● Assigned task: This exercise asks for the entries to be repeated exactly, without their images.

● Listed entries:
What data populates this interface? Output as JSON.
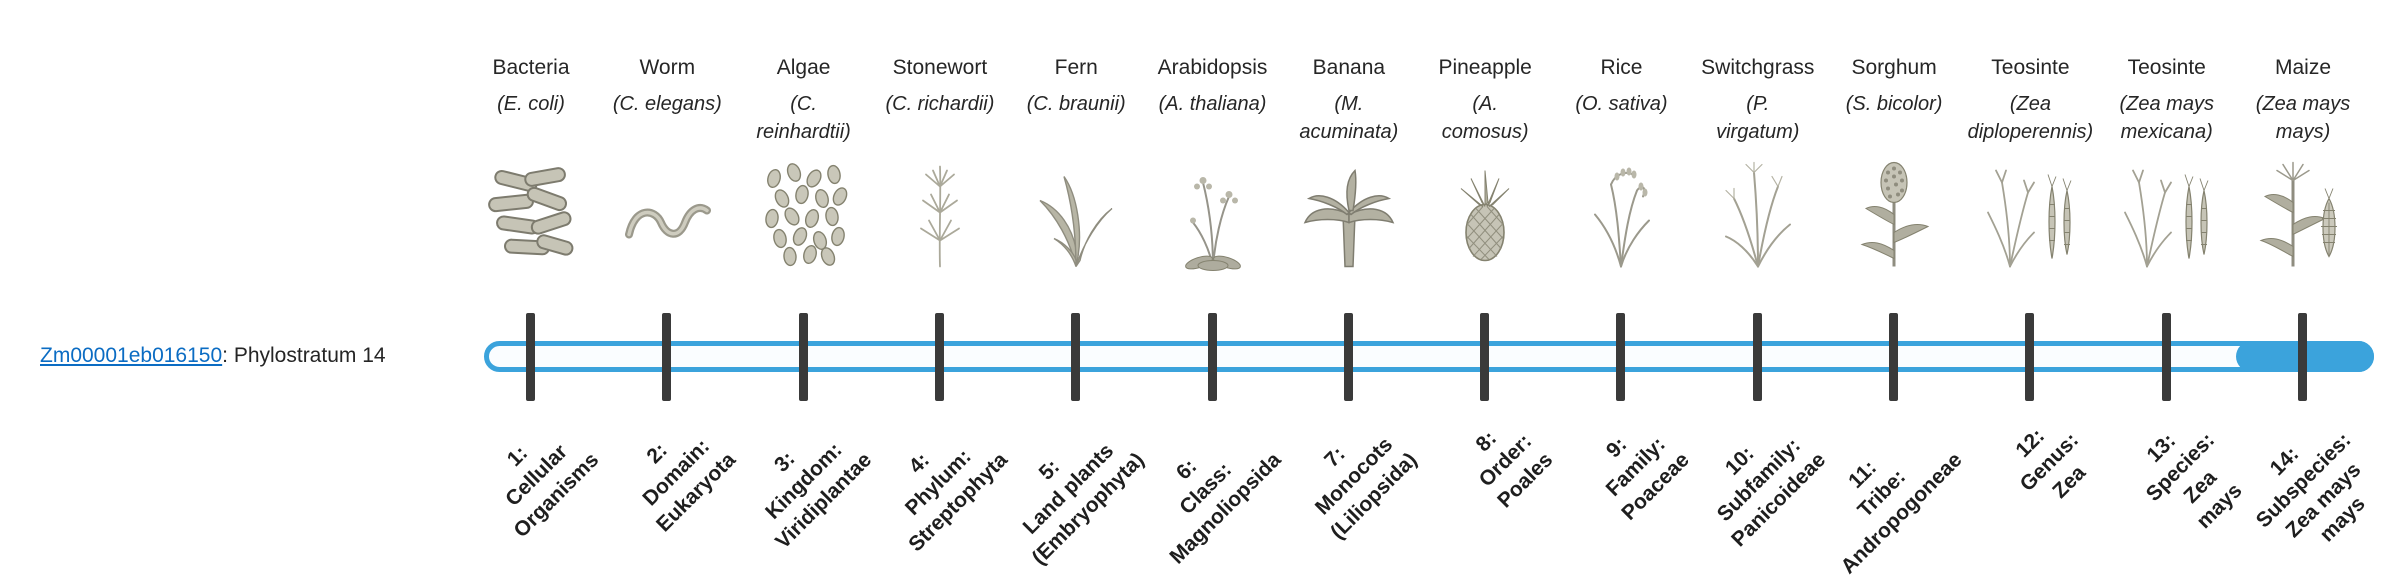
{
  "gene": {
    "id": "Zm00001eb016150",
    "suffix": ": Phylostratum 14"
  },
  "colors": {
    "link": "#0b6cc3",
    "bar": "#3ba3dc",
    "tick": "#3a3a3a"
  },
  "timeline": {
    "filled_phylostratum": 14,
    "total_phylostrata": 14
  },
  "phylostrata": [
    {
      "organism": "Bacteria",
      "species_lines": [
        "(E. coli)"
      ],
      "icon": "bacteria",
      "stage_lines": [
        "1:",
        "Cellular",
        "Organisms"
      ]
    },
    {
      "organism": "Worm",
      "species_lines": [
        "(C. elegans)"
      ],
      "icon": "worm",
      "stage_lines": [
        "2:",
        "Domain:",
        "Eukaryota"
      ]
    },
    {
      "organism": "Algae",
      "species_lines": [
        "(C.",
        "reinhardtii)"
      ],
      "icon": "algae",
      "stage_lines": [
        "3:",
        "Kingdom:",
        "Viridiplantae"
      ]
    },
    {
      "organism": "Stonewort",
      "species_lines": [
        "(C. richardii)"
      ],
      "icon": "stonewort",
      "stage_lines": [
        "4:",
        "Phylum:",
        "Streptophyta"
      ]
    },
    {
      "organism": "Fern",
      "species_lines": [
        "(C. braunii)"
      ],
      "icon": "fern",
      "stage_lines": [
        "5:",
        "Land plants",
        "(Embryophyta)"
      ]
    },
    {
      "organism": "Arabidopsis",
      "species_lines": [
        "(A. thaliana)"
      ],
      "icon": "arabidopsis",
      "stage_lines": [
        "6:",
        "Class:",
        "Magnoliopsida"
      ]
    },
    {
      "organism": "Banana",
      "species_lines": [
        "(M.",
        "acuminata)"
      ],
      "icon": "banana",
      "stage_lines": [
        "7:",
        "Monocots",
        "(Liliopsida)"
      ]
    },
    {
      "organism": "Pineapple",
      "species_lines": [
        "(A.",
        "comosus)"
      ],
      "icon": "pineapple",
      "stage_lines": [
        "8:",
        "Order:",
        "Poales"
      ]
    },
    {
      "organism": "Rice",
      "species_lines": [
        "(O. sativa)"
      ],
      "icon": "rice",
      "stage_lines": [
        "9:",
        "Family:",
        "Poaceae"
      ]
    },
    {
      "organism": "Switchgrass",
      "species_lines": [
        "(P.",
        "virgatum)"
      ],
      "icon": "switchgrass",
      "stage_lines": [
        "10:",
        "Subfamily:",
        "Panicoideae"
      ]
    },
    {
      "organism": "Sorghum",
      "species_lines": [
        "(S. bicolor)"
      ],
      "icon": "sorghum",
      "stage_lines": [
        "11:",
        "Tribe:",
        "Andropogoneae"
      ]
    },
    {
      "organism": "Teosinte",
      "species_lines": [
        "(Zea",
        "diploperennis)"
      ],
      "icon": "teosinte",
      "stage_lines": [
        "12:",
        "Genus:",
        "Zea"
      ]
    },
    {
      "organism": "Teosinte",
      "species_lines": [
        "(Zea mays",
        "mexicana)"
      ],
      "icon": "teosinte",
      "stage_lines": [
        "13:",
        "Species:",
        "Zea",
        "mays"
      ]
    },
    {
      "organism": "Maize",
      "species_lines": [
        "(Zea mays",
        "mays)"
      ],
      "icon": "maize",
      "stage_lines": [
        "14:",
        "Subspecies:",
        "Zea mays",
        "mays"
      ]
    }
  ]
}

● Your response:
What data populates this interface? Output as JSON.
{
  "gene": {
    "id": "Zm00001eb016150",
    "suffix": ": Phylostratum 14"
  },
  "colors": {
    "link": "#0b6cc3",
    "bar": "#3ba3dc",
    "tick": "#3a3a3a"
  },
  "timeline": {
    "filled_phylostratum": 14,
    "total_phylostrata": 14
  },
  "phylostrata": [
    {
      "organism": "Bacteria",
      "species_lines": [
        "(E. coli)"
      ],
      "icon": "bacteria",
      "stage_lines": [
        "1:",
        "Cellular",
        "Organisms"
      ]
    },
    {
      "organism": "Worm",
      "species_lines": [
        "(C. elegans)"
      ],
      "icon": "worm",
      "stage_lines": [
        "2:",
        "Domain:",
        "Eukaryota"
      ]
    },
    {
      "organism": "Algae",
      "species_lines": [
        "(C.",
        "reinhardtii)"
      ],
      "icon": "algae",
      "stage_lines": [
        "3:",
        "Kingdom:",
        "Viridiplantae"
      ]
    },
    {
      "organism": "Stonewort",
      "species_lines": [
        "(C. richardii)"
      ],
      "icon": "stonewort",
      "stage_lines": [
        "4:",
        "Phylum:",
        "Streptophyta"
      ]
    },
    {
      "organism": "Fern",
      "species_lines": [
        "(C. braunii)"
      ],
      "icon": "fern",
      "stage_lines": [
        "5:",
        "Land plants",
        "(Embryophyta)"
      ]
    },
    {
      "organism": "Arabidopsis",
      "species_lines": [
        "(A. thaliana)"
      ],
      "icon": "arabidopsis",
      "stage_lines": [
        "6:",
        "Class:",
        "Magnoliopsida"
      ]
    },
    {
      "organism": "Banana",
      "species_lines": [
        "(M.",
        "acuminata)"
      ],
      "icon": "banana",
      "stage_lines": [
        "7:",
        "Monocots",
        "(Liliopsida)"
      ]
    },
    {
      "organism": "Pineapple",
      "species_lines": [
        "(A.",
        "comosus)"
      ],
      "icon": "pineapple",
      "stage_lines": [
        "8:",
        "Order:",
        "Poales"
      ]
    },
    {
      "organism": "Rice",
      "species_lines": [
        "(O. sativa)"
      ],
      "icon": "rice",
      "stage_lines": [
        "9:",
        "Family:",
        "Poaceae"
      ]
    },
    {
      "organism": "Switchgrass",
      "species_lines": [
        "(P.",
        "virgatum)"
      ],
      "icon": "switchgrass",
      "stage_lines": [
        "10:",
        "Subfamily:",
        "Panicoideae"
      ]
    },
    {
      "organism": "Sorghum",
      "species_lines": [
        "(S. bicolor)"
      ],
      "icon": "sorghum",
      "stage_lines": [
        "11:",
        "Tribe:",
        "Andropogoneae"
      ]
    },
    {
      "organism": "Teosinte",
      "species_lines": [
        "(Zea",
        "diploperennis)"
      ],
      "icon": "teosinte",
      "stage_lines": [
        "12:",
        "Genus:",
        "Zea"
      ]
    },
    {
      "organism": "Teosinte",
      "species_lines": [
        "(Zea mays",
        "mexicana)"
      ],
      "icon": "teosinte",
      "stage_lines": [
        "13:",
        "Species:",
        "Zea",
        "mays"
      ]
    },
    {
      "organism": "Maize",
      "species_lines": [
        "(Zea mays",
        "mays)"
      ],
      "icon": "maize",
      "stage_lines": [
        "14:",
        "Subspecies:",
        "Zea mays",
        "mays"
      ]
    }
  ]
}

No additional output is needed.